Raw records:
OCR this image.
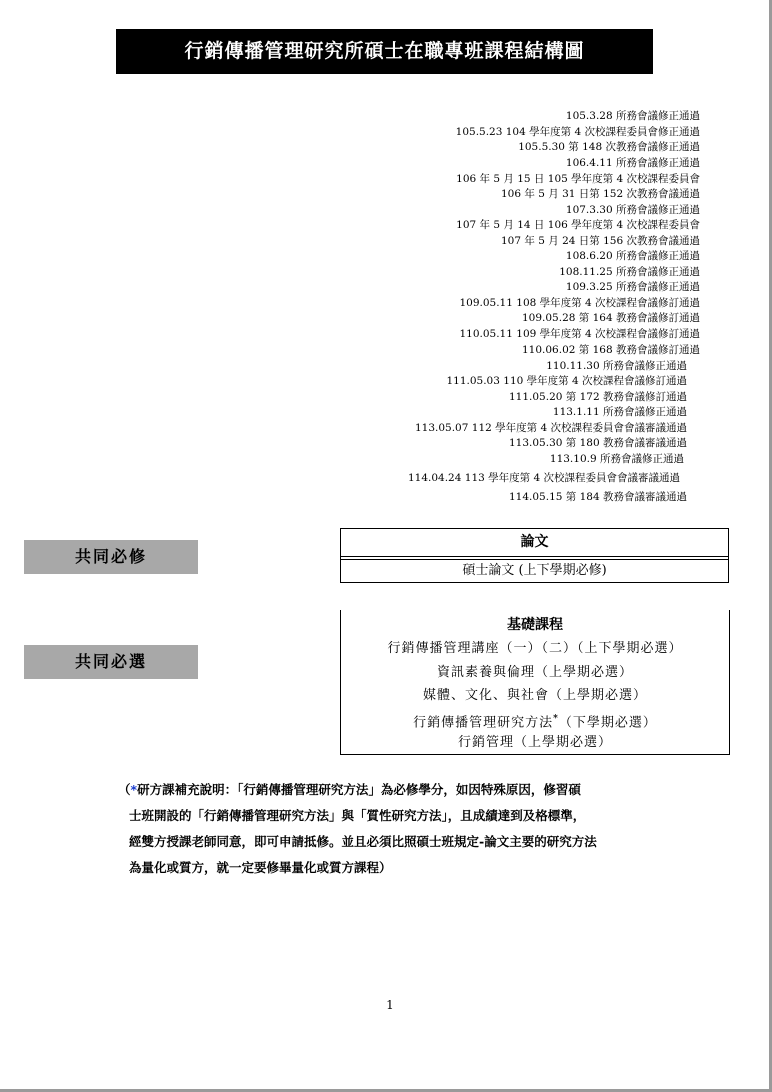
行銷傳播管理研究所碩士在職專班課程結構圖
105.3.28 所務會議修正通過
105.5.23 104 學年度第 4 次校課程委員會修正通過
105.5.30 第 148 次教務會議修正通過
106.4.11 所務會議修正通過
106 年 5 月 15 日 105 學年度第 4 次校課程委員會
106 年 5 月 31 日第 152 次教務會議通過
107.3.30 所務會議修正通過
107 年 5 月 14 日 106 學年度第 4 次校課程委員會
107 年 5 月 24 日第 156 次教務會議通過
108.6.20 所務會議修正通過
108.11.25 所務會議修正通過
109.3.25 所務會議修正通過
109.05.11 108 學年度第 4 次校課程會議修訂通過
109.05.28 第 164 教務會議修訂通過
110.05.11 109 學年度第 4 次校課程會議修訂通過
110.06.02 第 168 教務會議修訂通過
110.11.30 所務會議修正通過
111.05.03 110 學年度第 4 次校課程會議修訂通過
111.05.20 第 172 教務會議修訂通過
113.1.11 所務會議修正通過
113.05.07 112 學年度第 4 次校課程委員會會議審議通過
113.05.30 第 180 教務會議審議通過
113.10.9 所務會議修正通過
114.04.24 113 學年度第 4 次校課程委員會會議審議通過
114.05.15 第 184 教務會議審議通過
共同必修
論文
碩士論文 (上下學期必修)
共同必選
基礎課程
行銷傳播管理講座（一）（二）（上下學期必選）
資訊素養與倫理（上學期必選）
媒體、文化、與社會（上學期必選）
行銷傳播管理研究方法*（下學期必選）
行銷管理（上學期必選）
（*研方課補充說明：「行銷傳播管理研究方法」為必修學分，如因特殊原因，修習碩
士班開設的「行銷傳播管理研究方法」與「質性研究方法」，且成績達到及格標準，
經雙方授課老師同意，即可申請抵修。並且必須比照碩士班規定-論文主要的研究方法
為量化或質方，就一定要修畢量化或質方課程）
1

### [TASK DESCRIPTION]
Some lines of the records may hold the word "次校課程委員會會議審議通過". How many do? Answer with a number and nothing else.

### [RESPONSE BELOW]
2